INFORMATION PROVIDED:

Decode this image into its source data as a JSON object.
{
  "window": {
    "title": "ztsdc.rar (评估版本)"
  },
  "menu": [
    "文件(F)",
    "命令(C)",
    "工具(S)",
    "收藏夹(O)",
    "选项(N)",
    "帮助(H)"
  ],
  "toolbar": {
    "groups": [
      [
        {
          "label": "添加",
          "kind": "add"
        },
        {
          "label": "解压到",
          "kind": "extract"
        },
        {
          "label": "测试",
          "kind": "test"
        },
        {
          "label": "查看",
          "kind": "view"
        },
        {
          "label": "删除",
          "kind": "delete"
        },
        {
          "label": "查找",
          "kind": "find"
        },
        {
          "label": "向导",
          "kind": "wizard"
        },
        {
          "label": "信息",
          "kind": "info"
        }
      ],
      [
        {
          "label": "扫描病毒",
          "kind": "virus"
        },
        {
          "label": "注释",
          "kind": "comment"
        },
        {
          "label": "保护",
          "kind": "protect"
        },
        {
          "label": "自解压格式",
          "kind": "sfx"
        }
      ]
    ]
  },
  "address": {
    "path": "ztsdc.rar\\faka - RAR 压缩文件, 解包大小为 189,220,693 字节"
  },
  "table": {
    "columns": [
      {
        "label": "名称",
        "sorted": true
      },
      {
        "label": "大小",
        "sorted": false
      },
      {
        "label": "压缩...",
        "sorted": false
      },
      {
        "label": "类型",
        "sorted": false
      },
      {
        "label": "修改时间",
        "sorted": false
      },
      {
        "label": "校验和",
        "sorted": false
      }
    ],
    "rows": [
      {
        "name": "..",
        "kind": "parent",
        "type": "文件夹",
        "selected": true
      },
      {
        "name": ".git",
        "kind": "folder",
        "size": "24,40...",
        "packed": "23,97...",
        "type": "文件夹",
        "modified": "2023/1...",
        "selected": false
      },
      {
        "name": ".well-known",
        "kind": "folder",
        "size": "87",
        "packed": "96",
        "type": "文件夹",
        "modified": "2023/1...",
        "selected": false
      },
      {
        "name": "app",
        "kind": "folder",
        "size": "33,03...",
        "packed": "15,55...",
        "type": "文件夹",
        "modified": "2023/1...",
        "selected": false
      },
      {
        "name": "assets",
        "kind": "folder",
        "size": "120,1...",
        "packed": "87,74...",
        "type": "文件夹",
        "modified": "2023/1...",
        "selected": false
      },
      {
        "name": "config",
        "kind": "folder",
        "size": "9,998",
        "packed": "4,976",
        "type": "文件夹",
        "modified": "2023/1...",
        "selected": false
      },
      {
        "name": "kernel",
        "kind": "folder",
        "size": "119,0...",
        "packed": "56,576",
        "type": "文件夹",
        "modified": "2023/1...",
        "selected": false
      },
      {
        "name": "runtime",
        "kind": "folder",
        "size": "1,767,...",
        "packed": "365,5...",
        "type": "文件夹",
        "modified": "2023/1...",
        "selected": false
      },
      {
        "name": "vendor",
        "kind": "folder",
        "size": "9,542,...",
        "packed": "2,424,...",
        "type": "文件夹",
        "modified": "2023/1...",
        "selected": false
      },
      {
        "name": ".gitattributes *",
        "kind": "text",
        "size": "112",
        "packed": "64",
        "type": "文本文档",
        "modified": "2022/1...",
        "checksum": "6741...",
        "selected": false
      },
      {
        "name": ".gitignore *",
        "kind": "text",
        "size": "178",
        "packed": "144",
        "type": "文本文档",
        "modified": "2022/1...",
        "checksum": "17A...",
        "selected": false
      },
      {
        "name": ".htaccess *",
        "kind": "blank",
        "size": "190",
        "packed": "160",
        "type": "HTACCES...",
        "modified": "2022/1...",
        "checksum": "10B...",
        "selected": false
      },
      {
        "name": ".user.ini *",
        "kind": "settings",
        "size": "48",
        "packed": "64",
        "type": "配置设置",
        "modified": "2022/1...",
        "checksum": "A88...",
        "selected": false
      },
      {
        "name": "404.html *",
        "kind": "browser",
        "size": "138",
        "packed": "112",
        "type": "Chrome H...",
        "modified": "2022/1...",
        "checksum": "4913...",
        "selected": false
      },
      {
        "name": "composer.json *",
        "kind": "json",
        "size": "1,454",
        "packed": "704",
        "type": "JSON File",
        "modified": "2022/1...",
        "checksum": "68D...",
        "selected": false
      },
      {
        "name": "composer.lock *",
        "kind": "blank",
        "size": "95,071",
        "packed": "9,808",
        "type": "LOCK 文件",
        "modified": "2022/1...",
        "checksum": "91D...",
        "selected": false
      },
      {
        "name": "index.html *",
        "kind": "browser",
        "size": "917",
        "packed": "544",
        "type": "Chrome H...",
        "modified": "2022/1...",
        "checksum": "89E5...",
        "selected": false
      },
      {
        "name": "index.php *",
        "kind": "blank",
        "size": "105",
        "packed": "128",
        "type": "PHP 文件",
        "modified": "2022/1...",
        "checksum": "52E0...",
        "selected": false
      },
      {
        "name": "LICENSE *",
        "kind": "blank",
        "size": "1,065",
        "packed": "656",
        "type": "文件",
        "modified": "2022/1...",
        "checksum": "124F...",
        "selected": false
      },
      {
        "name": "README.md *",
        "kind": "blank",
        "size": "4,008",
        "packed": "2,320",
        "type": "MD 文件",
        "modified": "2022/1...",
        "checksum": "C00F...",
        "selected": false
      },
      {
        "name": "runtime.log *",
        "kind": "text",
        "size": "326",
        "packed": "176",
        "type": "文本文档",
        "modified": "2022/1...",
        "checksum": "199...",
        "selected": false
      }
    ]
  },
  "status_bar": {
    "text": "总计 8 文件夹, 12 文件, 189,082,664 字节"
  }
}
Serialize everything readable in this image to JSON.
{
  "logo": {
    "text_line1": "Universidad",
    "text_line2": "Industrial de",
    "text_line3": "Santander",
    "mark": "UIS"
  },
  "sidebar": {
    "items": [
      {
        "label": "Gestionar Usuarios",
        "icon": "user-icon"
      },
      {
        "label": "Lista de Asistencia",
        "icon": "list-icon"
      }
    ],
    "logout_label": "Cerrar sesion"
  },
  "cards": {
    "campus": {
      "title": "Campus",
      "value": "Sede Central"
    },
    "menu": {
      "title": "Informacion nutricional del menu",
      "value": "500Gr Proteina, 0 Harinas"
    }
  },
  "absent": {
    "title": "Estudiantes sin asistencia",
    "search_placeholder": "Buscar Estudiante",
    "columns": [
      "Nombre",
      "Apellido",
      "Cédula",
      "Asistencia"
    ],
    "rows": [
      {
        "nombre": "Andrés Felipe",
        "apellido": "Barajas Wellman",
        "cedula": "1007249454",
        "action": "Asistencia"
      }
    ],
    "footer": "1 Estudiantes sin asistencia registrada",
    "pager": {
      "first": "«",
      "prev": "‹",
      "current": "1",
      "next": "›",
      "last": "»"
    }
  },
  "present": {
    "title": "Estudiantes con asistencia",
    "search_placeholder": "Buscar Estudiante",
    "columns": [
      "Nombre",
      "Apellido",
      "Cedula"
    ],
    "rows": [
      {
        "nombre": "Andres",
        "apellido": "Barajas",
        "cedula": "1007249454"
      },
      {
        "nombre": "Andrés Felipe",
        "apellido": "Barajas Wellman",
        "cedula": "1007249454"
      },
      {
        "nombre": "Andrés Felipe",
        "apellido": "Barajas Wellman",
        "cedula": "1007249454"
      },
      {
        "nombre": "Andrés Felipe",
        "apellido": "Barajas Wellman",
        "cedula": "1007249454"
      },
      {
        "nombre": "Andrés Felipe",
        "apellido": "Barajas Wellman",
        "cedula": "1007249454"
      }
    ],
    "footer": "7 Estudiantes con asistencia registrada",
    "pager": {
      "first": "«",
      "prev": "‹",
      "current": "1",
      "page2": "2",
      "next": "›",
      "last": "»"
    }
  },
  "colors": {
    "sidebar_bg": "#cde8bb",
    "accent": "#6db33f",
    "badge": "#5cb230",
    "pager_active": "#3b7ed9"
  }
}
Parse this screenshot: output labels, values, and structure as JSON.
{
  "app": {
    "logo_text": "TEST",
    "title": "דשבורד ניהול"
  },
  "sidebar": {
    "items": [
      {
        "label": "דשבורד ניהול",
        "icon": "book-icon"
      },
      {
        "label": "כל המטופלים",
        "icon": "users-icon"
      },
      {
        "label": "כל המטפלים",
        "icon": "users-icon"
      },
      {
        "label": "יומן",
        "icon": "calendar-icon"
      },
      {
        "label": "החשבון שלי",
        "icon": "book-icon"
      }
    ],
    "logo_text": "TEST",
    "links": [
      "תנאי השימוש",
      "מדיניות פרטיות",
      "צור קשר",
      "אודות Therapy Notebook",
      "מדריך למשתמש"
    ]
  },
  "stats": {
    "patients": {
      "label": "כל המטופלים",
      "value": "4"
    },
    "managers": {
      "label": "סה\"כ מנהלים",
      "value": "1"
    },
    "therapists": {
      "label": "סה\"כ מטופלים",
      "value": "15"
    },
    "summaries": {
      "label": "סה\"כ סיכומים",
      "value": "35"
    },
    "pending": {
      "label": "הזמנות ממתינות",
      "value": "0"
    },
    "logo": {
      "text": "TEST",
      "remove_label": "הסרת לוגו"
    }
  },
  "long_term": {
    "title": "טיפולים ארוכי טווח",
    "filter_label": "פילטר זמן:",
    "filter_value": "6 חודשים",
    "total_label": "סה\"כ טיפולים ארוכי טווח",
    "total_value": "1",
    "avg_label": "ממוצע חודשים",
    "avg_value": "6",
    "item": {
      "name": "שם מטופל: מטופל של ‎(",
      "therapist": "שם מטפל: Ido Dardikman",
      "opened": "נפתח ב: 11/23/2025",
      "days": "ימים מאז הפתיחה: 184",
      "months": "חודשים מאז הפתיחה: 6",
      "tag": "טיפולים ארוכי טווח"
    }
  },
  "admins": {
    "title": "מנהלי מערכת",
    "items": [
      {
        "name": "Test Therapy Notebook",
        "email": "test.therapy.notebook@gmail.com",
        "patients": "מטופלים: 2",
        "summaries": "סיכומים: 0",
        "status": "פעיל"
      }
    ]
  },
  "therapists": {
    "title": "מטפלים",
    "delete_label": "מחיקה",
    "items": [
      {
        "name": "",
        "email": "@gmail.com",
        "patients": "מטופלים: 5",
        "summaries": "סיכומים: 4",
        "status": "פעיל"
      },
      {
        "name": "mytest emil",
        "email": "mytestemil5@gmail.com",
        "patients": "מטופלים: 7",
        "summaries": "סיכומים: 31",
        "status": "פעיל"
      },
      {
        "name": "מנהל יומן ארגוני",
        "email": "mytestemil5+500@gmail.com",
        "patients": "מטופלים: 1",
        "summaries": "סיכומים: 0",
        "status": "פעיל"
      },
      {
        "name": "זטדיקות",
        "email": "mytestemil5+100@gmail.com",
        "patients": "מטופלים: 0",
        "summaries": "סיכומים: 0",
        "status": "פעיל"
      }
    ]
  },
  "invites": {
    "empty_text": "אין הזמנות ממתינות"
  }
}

PROBLEM REQUIREMENTS: When a line in the material includes the word "gmail", copy it out.

ANSWER FOR THE TASK:
        "email": "test.therapy.notebook@gmail.com",
        "email": "@gmail.com",
        "email": "mytestemil5@gmail.com",
        "email": "mytestemil5+500@gmail.com",
        "email": "mytestemil5+100@gmail.com",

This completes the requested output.